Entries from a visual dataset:
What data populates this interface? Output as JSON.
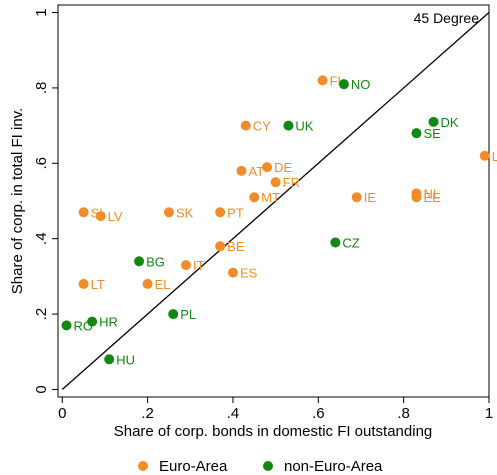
{
  "chart_data": {
    "type": "scatter",
    "xlabel": "Share of corp. bonds in domestic FI outstanding",
    "ylabel": "Share of corp. in total FI inv.",
    "xlim": [
      -0.01,
      1.0
    ],
    "ylim": [
      -0.02,
      1.02
    ],
    "x_ticks": [
      0,
      0.2,
      0.4,
      0.6,
      0.8,
      1
    ],
    "x_tick_labels": [
      "0",
      ".2",
      ".4",
      ".6",
      ".8",
      "1"
    ],
    "y_ticks": [
      0,
      0.2,
      0.4,
      0.6,
      0.8,
      1
    ],
    "y_tick_labels": [
      "0",
      ".2",
      ".4",
      ".6",
      ".8",
      "1"
    ],
    "grid": false,
    "legend_placement": "bottom",
    "reference_line": {
      "label": "45 Degree",
      "from": [
        0,
        0
      ],
      "to": [
        1,
        1
      ]
    },
    "series": [
      {
        "name": "Euro-Area",
        "color": "#f28c28",
        "points": [
          {
            "label": "FI",
            "x": 0.61,
            "y": 0.82
          },
          {
            "label": "CY",
            "x": 0.43,
            "y": 0.7
          },
          {
            "label": "AT",
            "x": 0.42,
            "y": 0.58
          },
          {
            "label": "DE",
            "x": 0.48,
            "y": 0.59
          },
          {
            "label": "FR",
            "x": 0.5,
            "y": 0.55
          },
          {
            "label": "MT",
            "x": 0.45,
            "y": 0.51
          },
          {
            "label": "SI",
            "x": 0.05,
            "y": 0.47
          },
          {
            "label": "LV",
            "x": 0.09,
            "y": 0.46
          },
          {
            "label": "SK",
            "x": 0.25,
            "y": 0.47
          },
          {
            "label": "PT",
            "x": 0.37,
            "y": 0.47
          },
          {
            "label": "BE",
            "x": 0.37,
            "y": 0.38
          },
          {
            "label": "IT",
            "x": 0.29,
            "y": 0.33
          },
          {
            "label": "ES",
            "x": 0.4,
            "y": 0.31
          },
          {
            "label": "LT",
            "x": 0.05,
            "y": 0.28
          },
          {
            "label": "EL",
            "x": 0.2,
            "y": 0.28
          },
          {
            "label": "IE",
            "x": 0.69,
            "y": 0.51
          },
          {
            "label": "NL",
            "x": 0.83,
            "y": 0.52
          },
          {
            "label": "EE",
            "x": 0.83,
            "y": 0.51
          },
          {
            "label": "LU",
            "x": 0.99,
            "y": 0.62
          }
        ]
      },
      {
        "name": "non-Euro-Area",
        "color": "#118811",
        "points": [
          {
            "label": "NO",
            "x": 0.66,
            "y": 0.81
          },
          {
            "label": "UK",
            "x": 0.53,
            "y": 0.7
          },
          {
            "label": "DK",
            "x": 0.87,
            "y": 0.71
          },
          {
            "label": "SE",
            "x": 0.83,
            "y": 0.68
          },
          {
            "label": "CZ",
            "x": 0.64,
            "y": 0.39
          },
          {
            "label": "BG",
            "x": 0.18,
            "y": 0.34
          },
          {
            "label": "PL",
            "x": 0.26,
            "y": 0.2
          },
          {
            "label": "HR",
            "x": 0.07,
            "y": 0.18
          },
          {
            "label": "RO",
            "x": 0.01,
            "y": 0.17
          },
          {
            "label": "HU",
            "x": 0.11,
            "y": 0.08
          }
        ]
      }
    ]
  }
}
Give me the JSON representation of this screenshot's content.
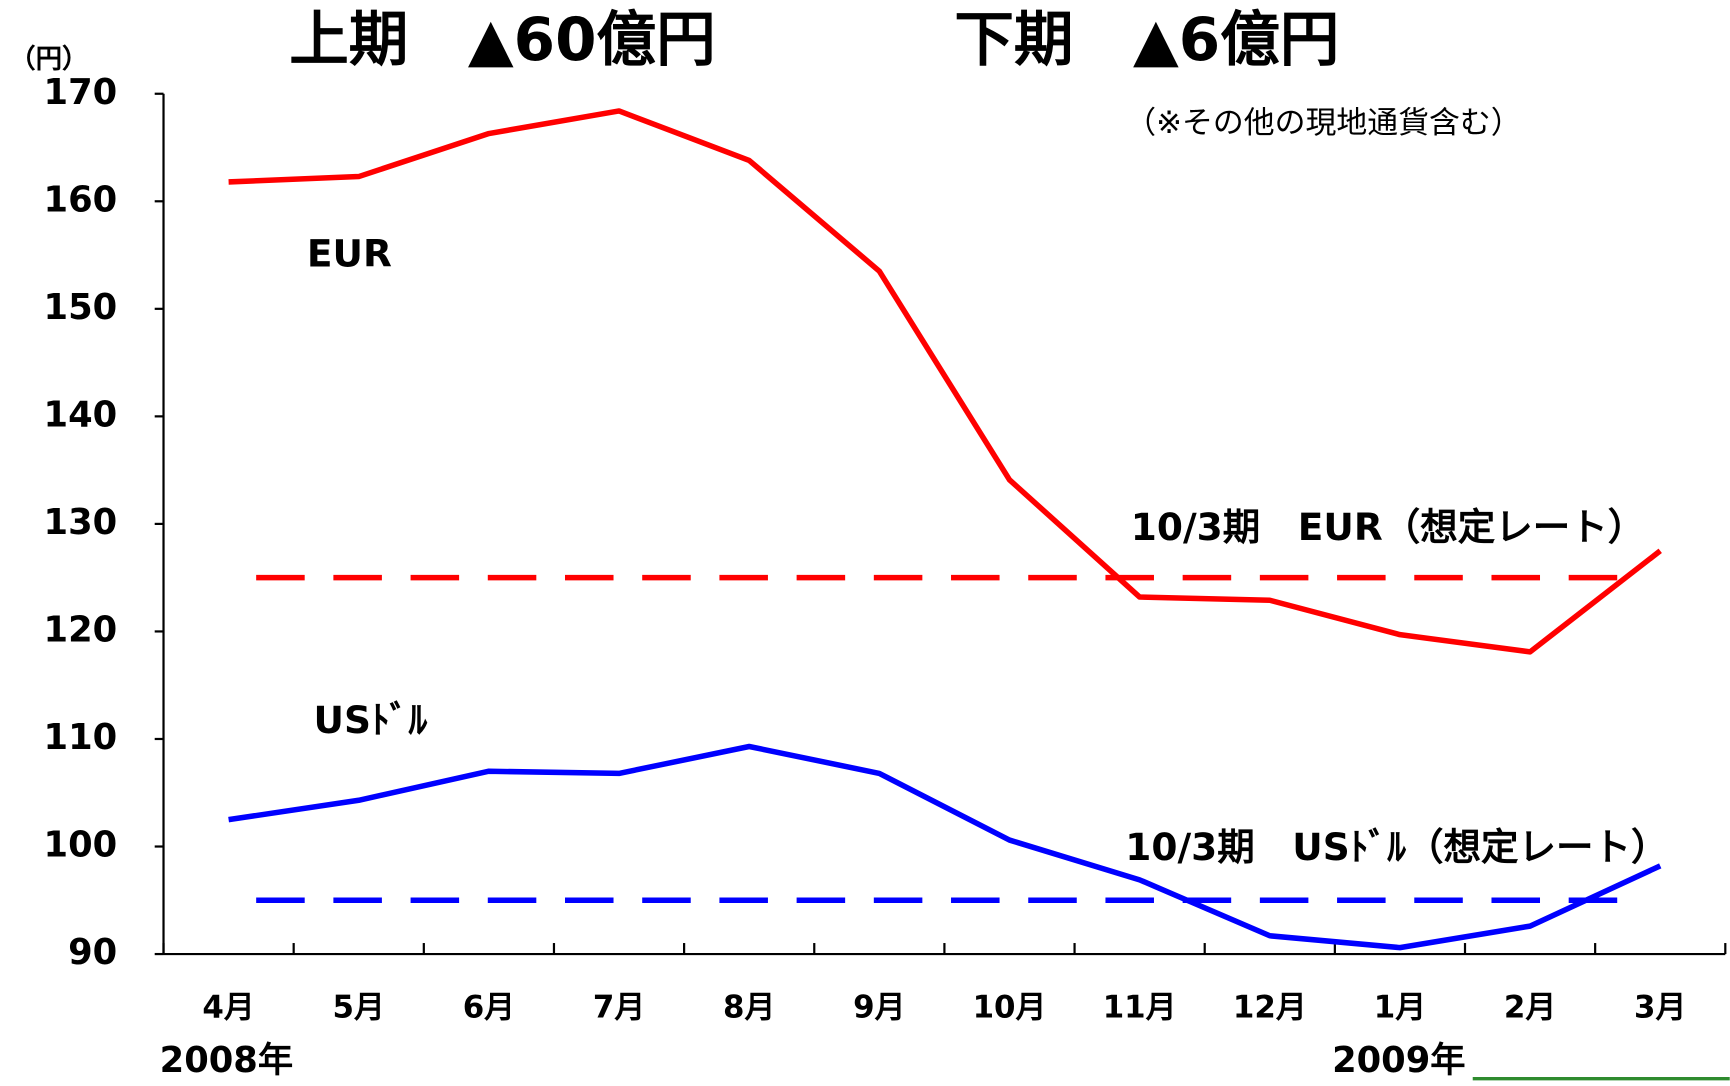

> _Work to do_:
Your copy of the data above should match it exactly, except that pictures are left out.

> _The answer_:
What data populates this interface? Output as JSON.
{
  "chart_data": {
    "type": "scatter",
    "xlabel": "Share of corp. bonds in domestic FI outstanding",
    "ylabel": "Share of corp. in total FI inv.",
    "xlim": [
      -0.01,
      1.0
    ],
    "ylim": [
      -0.02,
      1.02
    ],
    "x_ticks": [
      0,
      0.2,
      0.4,
      0.6,
      0.8,
      1
    ],
    "x_tick_labels": [
      "0",
      ".2",
      ".4",
      ".6",
      ".8",
      "1"
    ],
    "y_ticks": [
      0,
      0.2,
      0.4,
      0.6,
      0.8,
      1
    ],
    "y_tick_labels": [
      "0",
      ".2",
      ".4",
      ".6",
      ".8",
      "1"
    ],
    "grid": false,
    "legend_placement": "bottom",
    "reference_line": {
      "label": "45 Degree",
      "from": [
        0,
        0
      ],
      "to": [
        1,
        1
      ]
    },
    "series": [
      {
        "name": "Euro-Area",
        "color": "#f28c28",
        "points": [
          {
            "label": "FI",
            "x": 0.61,
            "y": 0.82
          },
          {
            "label": "CY",
            "x": 0.43,
            "y": 0.7
          },
          {
            "label": "AT",
            "x": 0.42,
            "y": 0.58
          },
          {
            "label": "DE",
            "x": 0.48,
            "y": 0.59
          },
          {
            "label": "FR",
            "x": 0.5,
            "y": 0.55
          },
          {
            "label": "MT",
            "x": 0.45,
            "y": 0.51
          },
          {
            "label": "SI",
            "x": 0.05,
            "y": 0.47
          },
          {
            "label": "LV",
            "x": 0.09,
            "y": 0.46
          },
          {
            "label": "SK",
            "x": 0.25,
            "y": 0.47
          },
          {
            "label": "PT",
            "x": 0.37,
            "y": 0.47
          },
          {
            "label": "BE",
            "x": 0.37,
            "y": 0.38
          },
          {
            "label": "IT",
            "x": 0.29,
            "y": 0.33
          },
          {
            "label": "ES",
            "x": 0.4,
            "y": 0.31
          },
          {
            "label": "LT",
            "x": 0.05,
            "y": 0.28
          },
          {
            "label": "EL",
            "x": 0.2,
            "y": 0.28
          },
          {
            "label": "IE",
            "x": 0.69,
            "y": 0.51
          },
          {
            "label": "NL",
            "x": 0.83,
            "y": 0.52
          },
          {
            "label": "EE",
            "x": 0.83,
            "y": 0.51
          },
          {
            "label": "LU",
            "x": 0.99,
            "y": 0.62
          }
        ]
      },
      {
        "name": "non-Euro-Area",
        "color": "#118811",
        "points": [
          {
            "label": "NO",
            "x": 0.66,
            "y": 0.81
          },
          {
            "label": "UK",
            "x": 0.53,
            "y": 0.7
          },
          {
            "label": "DK",
            "x": 0.87,
            "y": 0.71
          },
          {
            "label": "SE",
            "x": 0.83,
            "y": 0.68
          },
          {
            "label": "CZ",
            "x": 0.64,
            "y": 0.39
          },
          {
            "label": "BG",
            "x": 0.18,
            "y": 0.34
          },
          {
            "label": "PL",
            "x": 0.26,
            "y": 0.2
          },
          {
            "label": "HR",
            "x": 0.07,
            "y": 0.18
          },
          {
            "label": "RO",
            "x": 0.01,
            "y": 0.17
          },
          {
            "label": "HU",
            "x": 0.11,
            "y": 0.08
          }
        ]
      }
    ]
  }
}
Give me the JSON representation of this screenshot's content.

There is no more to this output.